# EXERCISE
Wherever the word "time" appears in the entries, copy the whole line.

# RECORDS FOR PROCESSING
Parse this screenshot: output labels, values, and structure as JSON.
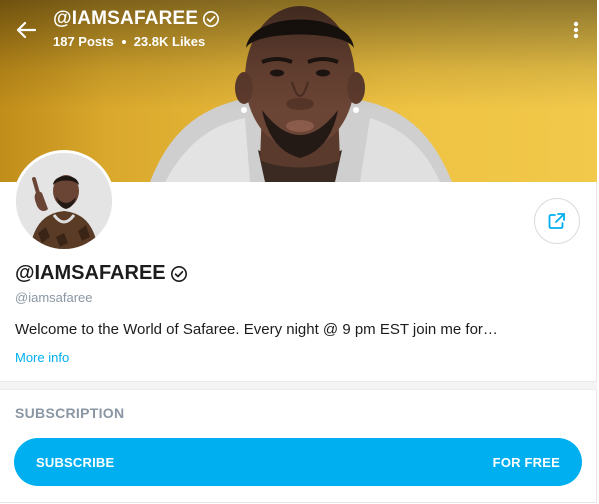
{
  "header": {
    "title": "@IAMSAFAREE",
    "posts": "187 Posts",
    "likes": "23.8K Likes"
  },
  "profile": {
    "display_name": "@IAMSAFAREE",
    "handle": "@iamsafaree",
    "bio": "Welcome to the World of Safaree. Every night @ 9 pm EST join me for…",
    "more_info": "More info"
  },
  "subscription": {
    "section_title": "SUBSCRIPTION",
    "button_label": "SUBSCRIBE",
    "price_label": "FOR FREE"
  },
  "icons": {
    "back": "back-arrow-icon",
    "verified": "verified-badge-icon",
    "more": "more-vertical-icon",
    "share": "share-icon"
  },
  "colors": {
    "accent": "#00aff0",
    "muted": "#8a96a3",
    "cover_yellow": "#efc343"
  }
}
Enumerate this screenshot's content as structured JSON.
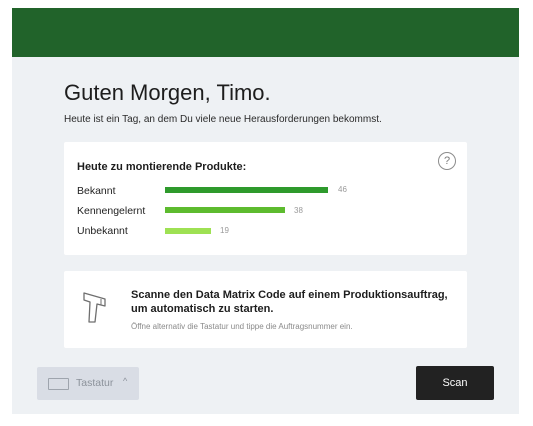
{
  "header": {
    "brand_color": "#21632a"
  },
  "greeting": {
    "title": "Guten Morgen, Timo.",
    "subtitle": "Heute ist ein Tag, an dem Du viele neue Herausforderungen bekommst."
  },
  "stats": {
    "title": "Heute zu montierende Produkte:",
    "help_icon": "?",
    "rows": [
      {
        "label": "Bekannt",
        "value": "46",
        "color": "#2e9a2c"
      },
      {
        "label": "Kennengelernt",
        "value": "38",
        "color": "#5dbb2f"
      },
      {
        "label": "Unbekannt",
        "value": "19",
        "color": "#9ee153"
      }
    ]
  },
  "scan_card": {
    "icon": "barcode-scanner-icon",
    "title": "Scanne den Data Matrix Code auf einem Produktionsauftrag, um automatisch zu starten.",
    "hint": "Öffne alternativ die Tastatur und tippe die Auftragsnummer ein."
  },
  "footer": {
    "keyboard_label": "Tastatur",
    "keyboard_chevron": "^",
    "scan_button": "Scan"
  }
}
...
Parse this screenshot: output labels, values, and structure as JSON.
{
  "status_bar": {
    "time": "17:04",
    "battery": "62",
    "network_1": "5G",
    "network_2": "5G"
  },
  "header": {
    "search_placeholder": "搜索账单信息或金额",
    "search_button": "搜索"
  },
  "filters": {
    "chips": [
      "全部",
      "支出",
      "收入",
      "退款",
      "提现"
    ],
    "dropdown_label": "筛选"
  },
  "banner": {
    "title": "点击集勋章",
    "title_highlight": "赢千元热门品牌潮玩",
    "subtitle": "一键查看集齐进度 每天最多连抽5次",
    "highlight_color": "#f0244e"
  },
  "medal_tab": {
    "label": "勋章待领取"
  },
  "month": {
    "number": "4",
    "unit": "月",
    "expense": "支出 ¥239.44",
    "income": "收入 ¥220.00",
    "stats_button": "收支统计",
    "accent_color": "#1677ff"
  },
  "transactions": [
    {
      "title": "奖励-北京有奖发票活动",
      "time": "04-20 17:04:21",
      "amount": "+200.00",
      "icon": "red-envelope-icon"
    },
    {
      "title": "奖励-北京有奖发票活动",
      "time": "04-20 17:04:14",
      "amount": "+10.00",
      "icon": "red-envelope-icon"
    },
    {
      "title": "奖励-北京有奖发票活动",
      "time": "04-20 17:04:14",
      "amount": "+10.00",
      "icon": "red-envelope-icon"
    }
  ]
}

# THE RESULT
    "time": "17:04",
      "time": "04-20 17:04:21",
      "time": "04-20 17:04:14",
      "time": "04-20 17:04:14",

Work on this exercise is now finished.